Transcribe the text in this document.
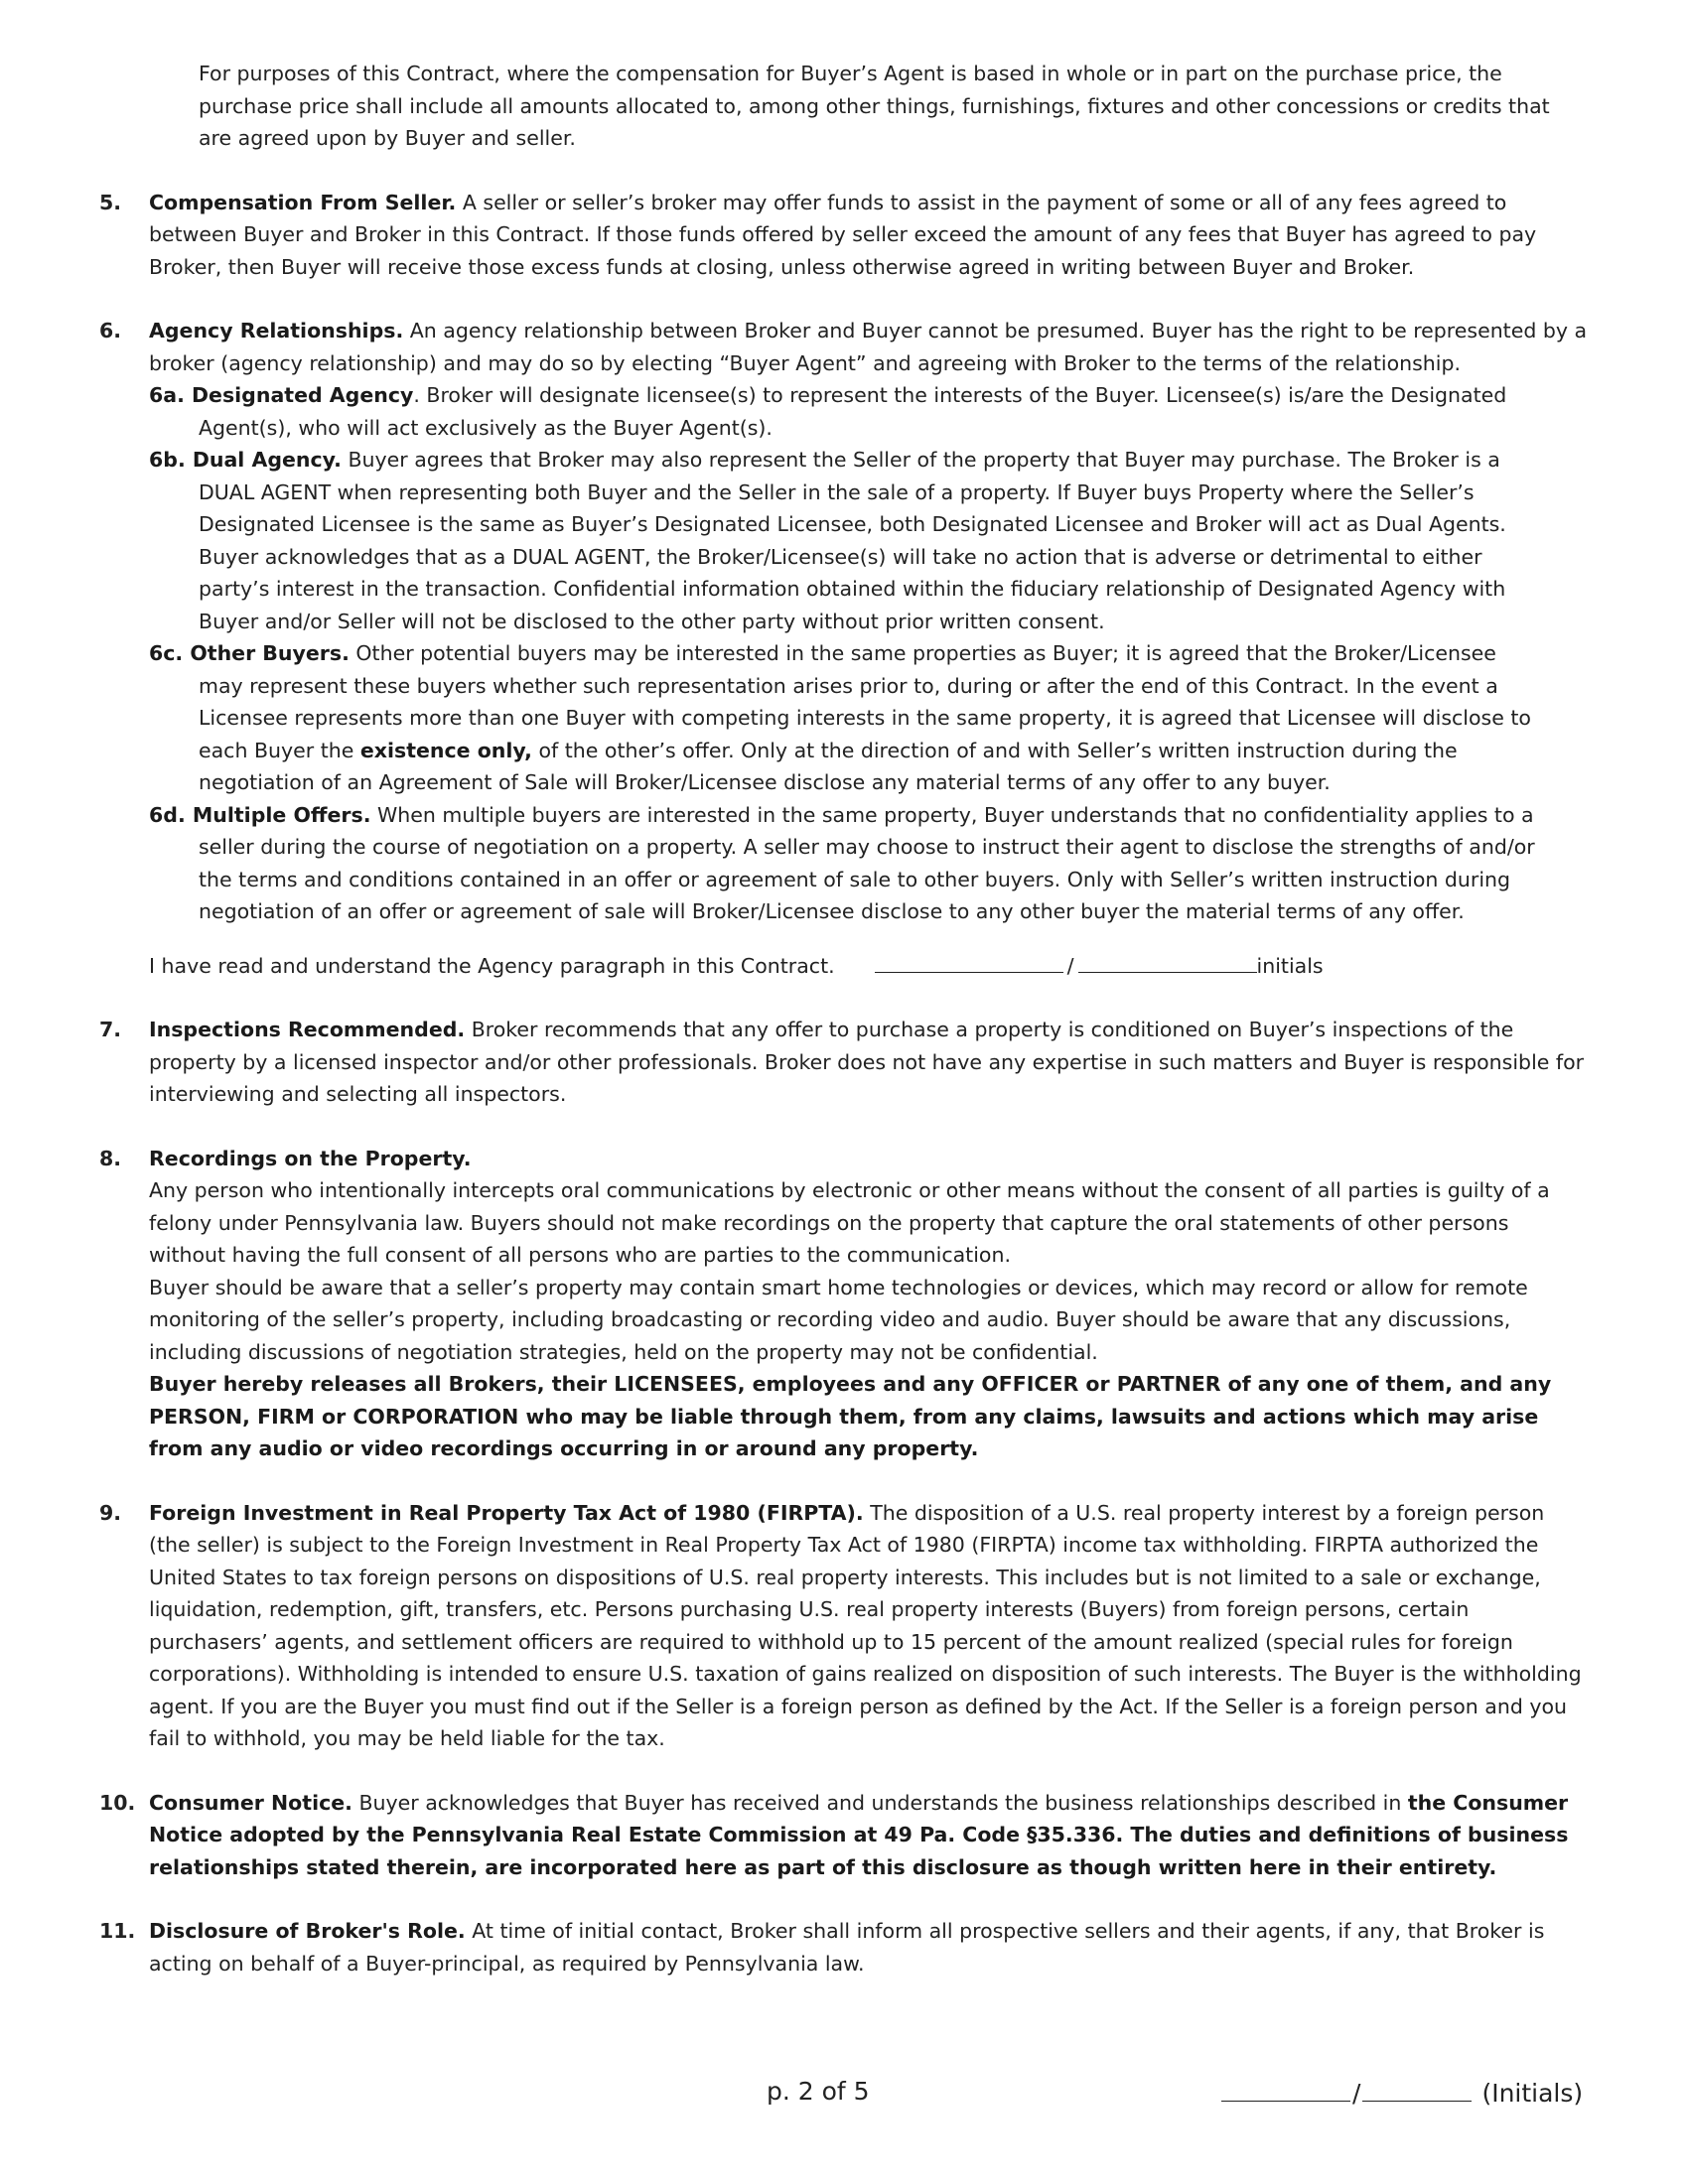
For purposes of this Contract, where the compensation for Buyer’s Agent is based in whole or in part on the purchase price, the purchase price shall include all amounts allocated to, among other things, furnishings, fixtures and other concessions or credits that are agreed upon by Buyer and seller.

5.	Compensation From Seller. A seller or seller’s broker may offer funds to assist in the payment of some or all of any fees agreed to between Buyer and Broker in this Contract. If those funds offered by seller exceed the amount of any fees that Buyer has agreed to pay Broker, then Buyer will receive those excess funds at closing, unless otherwise agreed in writing between Buyer and Broker.

6.	Agency Relationships. An agency relationship between Broker and Buyer cannot be presumed. Buyer has the right to be represented by a broker (agency relationship) and may do so by electing “Buyer Agent” and agreeing with Broker to the terms of the relationship.

6a. Designated Agency. Broker will designate licensee(s) to represent the interests of the Buyer. Licensee(s) is/are the Designated Agent(s), who will act exclusively as the Buyer Agent(s).

6b. Dual Agency. Buyer agrees that Broker may also represent the Seller of the property that Buyer may purchase. The Broker is a DUAL AGENT when representing both Buyer and the Seller in the sale of a property. If Buyer buys Property where the Seller’s Designated Licensee is the same as Buyer’s Designated Licensee, both Designated Licensee and Broker will act as Dual Agents. Buyer acknowledges that as a DUAL AGENT, the Broker/Licensee(s) will take no action that is adverse or detrimental to either party’s interest in the transaction. Confidential information obtained within the fiduciary relationship of Designated Agency with Buyer and/or Seller will not be disclosed to the other party without prior written consent.

6c. Other Buyers. Other potential buyers may be interested in the same properties as Buyer; it is agreed that the Broker/Licensee may represent these buyers whether such representation arises prior to, during or after the end of this Contract. In the event a Licensee represents more than one Buyer with competing interests in the same property, it is agreed that Licensee will disclose to each Buyer the existence only, of the other’s offer. Only at the direction of and with Seller’s written instruction during the negotiation of an Agreement of Sale will Broker/Licensee disclose any material terms of any offer to any buyer.

6d. Multiple Offers. When multiple buyers are interested in the same property, Buyer understands that no confidentiality applies to a seller during the course of negotiation on a property. A seller may choose to instruct their agent to disclose the strengths of and/or the terms and conditions contained in an offer or agreement of sale to other buyers. Only with Seller’s written instruction during negotiation of an offer or agreement of sale will Broker/Licensee disclose to any other buyer the material terms of any offer.

I have read and understand the Agency paragraph in this Contract.	/	initials
7.	Inspections Recommended. Broker recommends that any offer to purchase a property is conditioned on Buyer’s inspections of the property by a licensed inspector and/or other professionals. Broker does not have any expertise in such matters and Buyer is responsible for interviewing and selecting all inspectors.

8.	Recordings on the Property.

Any person who intentionally intercepts oral communications by electronic or other means without the consent of all parties is guilty of a felony under Pennsylvania law. Buyers should not make recordings on the property that capture the oral statements of other persons without having the full consent of all persons who are parties to the communication.

Buyer should be aware that a seller’s property may contain smart home technologies or devices, which may record or allow for remote monitoring of the seller’s property, including broadcasting or recording video and audio. Buyer should be aware that any discussions, including discussions of negotiation strategies, held on the property may not be confidential.

Buyer hereby releases all Brokers, their LICENSEES, employees and any OFFICER or PARTNER of any one of them, and any PERSON, FIRM or CORPORATION who may be liable through them, from any claims, lawsuits and actions which may arise from any audio or video recordings occurring in or around any property.

9.	Foreign Investment in Real Property Tax Act of 1980 (FIRPTA). The disposition of a U.S. real property interest by a foreign person (the seller) is subject to the Foreign Investment in Real Property Tax Act of 1980 (FIRPTA) income tax withholding. FIRPTA authorized the United States to tax foreign persons on dispositions of U.S. real property interests. This includes but is not limited to a sale or exchange, liquidation, redemption, gift, transfers, etc. Persons purchasing U.S. real property interests (Buyers) from foreign persons, certain purchasers’ agents, and settlement officers are required to withhold up to 15 percent of the amount realized (special rules for foreign corporations). Withholding is intended to ensure U.S. taxation of gains realized on disposition of such interests. The Buyer is the withholding agent. If you are the Buyer you must find out if the Seller is a foreign person as defined by the Act. If the Seller is a foreign person and you fail to withhold, you may be held liable for the tax.

10. Consumer Notice. Buyer acknowledges that Buyer has received and understands the business relationships described in the Consumer Notice adopted by the Pennsylvania Real Estate Commission at 49 Pa. Code §35.336. The duties and definitions of business relationships stated therein, are incorporated here as part of this disclosure as though written here in their entirety.

11. Disclosure of Broker's Role. At time of initial contact, Broker shall inform all prospective sellers and their agents, if any, that Broker is acting on behalf of a Buyer-principal, as required by Pennsylvania law.

p. 2 of 5	/	(Initials)
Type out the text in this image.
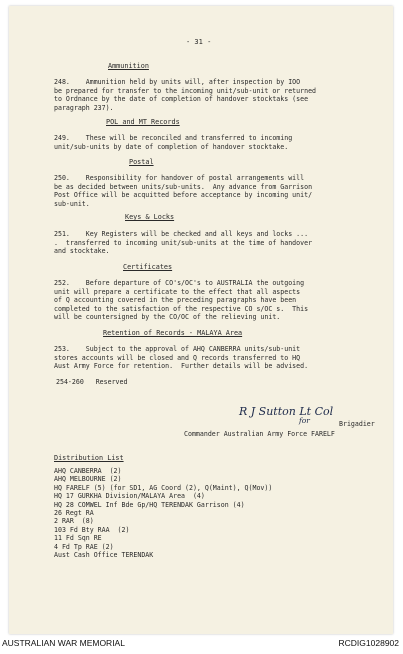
Ammunition
248.    Ammunition held by units will, after inspection by IOO
be prepared for transfer to the incoming unit/sub-unit or returned
to Ordnance by the date of completion of handover stocktaks (see
paragraph 237).
POL and MT Records
249.    These will be reconciled and transferred to incoming
unit/sub-units by date of completion of handover stocktake.
Postal
250.    Responsibility for handover of postal arrangements will
be as decided between units/sub-units.  Any advance from Garrison
Post Office will be acquitted before acceptance by incoming unit/
sub-unit.
Keys & Locks
251.    Key Registers will be checked and all keys and locks ...
.  transferred to incoming unit/sub-units at the time of handover
and stocktake.
Certificates
252.    Before departure of CO's/OC's to AUSTRALIA the outgoing
unit will prepare a certificate to the effect that all aspects
of Q accounting covered in the preceding paragraphs have been
completed to the satisfaction of the respective CO s/OC s.  This
will be countersigned by the CO/OC of the relieving unit.
Retention of Records - MALAYA Area
253.    Subject to the approval of AHQ CANBERRA units/sub-unit
stores accounts will be closed and Q records transferred to HQ
Aust Army Force for retention.  Further details will be advised.
- 31 -
254-260   Reserved
R J Sutton Lt Col
for	Brigadier
Commander Australian Army Force FARELF
Distribution List
AHQ CANBERRA  (2)
AHQ MELBOURNE (2)
HQ FARELF (5) (for SD1, AG Coord (2), Q(Maint), Q(Mov))
HQ 17 GURKHA Division/MALAYA Area  (4)
HQ 28 COMWEL Inf Bde Gp/HQ TERENDAK Garrison (4)
26 Regt RA
2 RAR  (8)
103 Fd Bty RAA  (2)
11 Fd Sqn RE
4 Fd Tp RAE (2)
Aust Cash Office TERENDAK
AUSTRALIAN WAR MEMORIAL	RCDIG1028902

## Your instructions
In the records above, find each line holding "completion" and copy it.

## Complete answer
to Ordnance by the date of completion of handover stocktaks (see
unit/sub-units by date of completion of handover stocktake.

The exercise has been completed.